Entries from a dataset:
******

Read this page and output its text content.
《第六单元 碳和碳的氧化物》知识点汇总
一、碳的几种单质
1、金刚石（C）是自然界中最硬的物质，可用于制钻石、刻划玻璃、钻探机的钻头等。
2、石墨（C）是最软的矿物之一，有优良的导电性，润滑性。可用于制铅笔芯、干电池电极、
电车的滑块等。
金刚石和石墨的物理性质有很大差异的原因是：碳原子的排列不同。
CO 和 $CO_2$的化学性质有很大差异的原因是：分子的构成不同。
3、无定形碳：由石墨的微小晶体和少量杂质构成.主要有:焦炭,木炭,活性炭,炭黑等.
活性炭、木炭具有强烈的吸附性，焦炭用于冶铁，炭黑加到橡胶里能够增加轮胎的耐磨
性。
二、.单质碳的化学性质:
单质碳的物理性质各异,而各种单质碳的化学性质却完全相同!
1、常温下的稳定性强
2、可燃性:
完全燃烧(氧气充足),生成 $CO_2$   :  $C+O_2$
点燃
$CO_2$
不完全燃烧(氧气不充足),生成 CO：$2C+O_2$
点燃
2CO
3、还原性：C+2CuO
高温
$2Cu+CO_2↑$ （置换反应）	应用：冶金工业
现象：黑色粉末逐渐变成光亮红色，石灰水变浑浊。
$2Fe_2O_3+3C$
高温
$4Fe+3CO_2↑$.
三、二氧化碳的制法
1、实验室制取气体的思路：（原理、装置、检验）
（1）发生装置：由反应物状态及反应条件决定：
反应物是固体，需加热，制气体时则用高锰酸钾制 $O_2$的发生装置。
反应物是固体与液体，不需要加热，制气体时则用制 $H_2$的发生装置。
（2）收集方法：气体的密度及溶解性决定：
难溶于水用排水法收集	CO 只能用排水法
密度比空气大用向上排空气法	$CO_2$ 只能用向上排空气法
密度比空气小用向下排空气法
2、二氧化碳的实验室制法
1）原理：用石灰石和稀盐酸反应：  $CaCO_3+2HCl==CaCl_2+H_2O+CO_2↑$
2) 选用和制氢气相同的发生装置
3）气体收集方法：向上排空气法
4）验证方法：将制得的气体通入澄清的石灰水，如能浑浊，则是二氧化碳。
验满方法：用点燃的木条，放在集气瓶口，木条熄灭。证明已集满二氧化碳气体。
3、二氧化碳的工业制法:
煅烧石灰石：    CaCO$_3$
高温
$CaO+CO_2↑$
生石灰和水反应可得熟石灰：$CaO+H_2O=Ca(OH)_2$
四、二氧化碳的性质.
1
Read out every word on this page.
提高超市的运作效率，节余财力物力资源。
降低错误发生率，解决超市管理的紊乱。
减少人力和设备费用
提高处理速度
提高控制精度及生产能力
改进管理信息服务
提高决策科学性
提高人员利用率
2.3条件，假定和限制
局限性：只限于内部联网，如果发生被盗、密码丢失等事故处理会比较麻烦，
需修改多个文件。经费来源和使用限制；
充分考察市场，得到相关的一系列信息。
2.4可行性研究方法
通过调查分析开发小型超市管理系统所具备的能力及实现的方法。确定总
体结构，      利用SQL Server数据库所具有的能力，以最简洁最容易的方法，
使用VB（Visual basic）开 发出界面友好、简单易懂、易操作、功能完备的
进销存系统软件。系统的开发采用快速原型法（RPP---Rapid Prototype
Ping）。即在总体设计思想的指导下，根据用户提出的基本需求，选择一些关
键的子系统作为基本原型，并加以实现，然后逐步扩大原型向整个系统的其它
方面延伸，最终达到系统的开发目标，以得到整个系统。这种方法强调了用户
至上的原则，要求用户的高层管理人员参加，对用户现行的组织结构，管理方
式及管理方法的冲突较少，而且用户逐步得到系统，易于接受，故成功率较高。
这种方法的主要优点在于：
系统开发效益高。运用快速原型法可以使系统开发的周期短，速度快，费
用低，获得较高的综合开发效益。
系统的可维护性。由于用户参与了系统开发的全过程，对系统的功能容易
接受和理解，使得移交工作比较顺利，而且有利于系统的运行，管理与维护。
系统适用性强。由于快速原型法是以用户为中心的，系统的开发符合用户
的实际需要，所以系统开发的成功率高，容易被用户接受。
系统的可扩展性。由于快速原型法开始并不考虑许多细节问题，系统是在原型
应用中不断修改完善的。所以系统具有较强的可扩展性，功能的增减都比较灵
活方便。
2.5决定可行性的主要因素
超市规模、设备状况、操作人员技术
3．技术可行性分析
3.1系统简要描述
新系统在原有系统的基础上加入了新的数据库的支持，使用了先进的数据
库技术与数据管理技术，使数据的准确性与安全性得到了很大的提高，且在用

******

*Goal*: Copy each line of the preceding data that contains the string "page".

*Written answer*:
Read this page and output its text content.
Read out every word on this page.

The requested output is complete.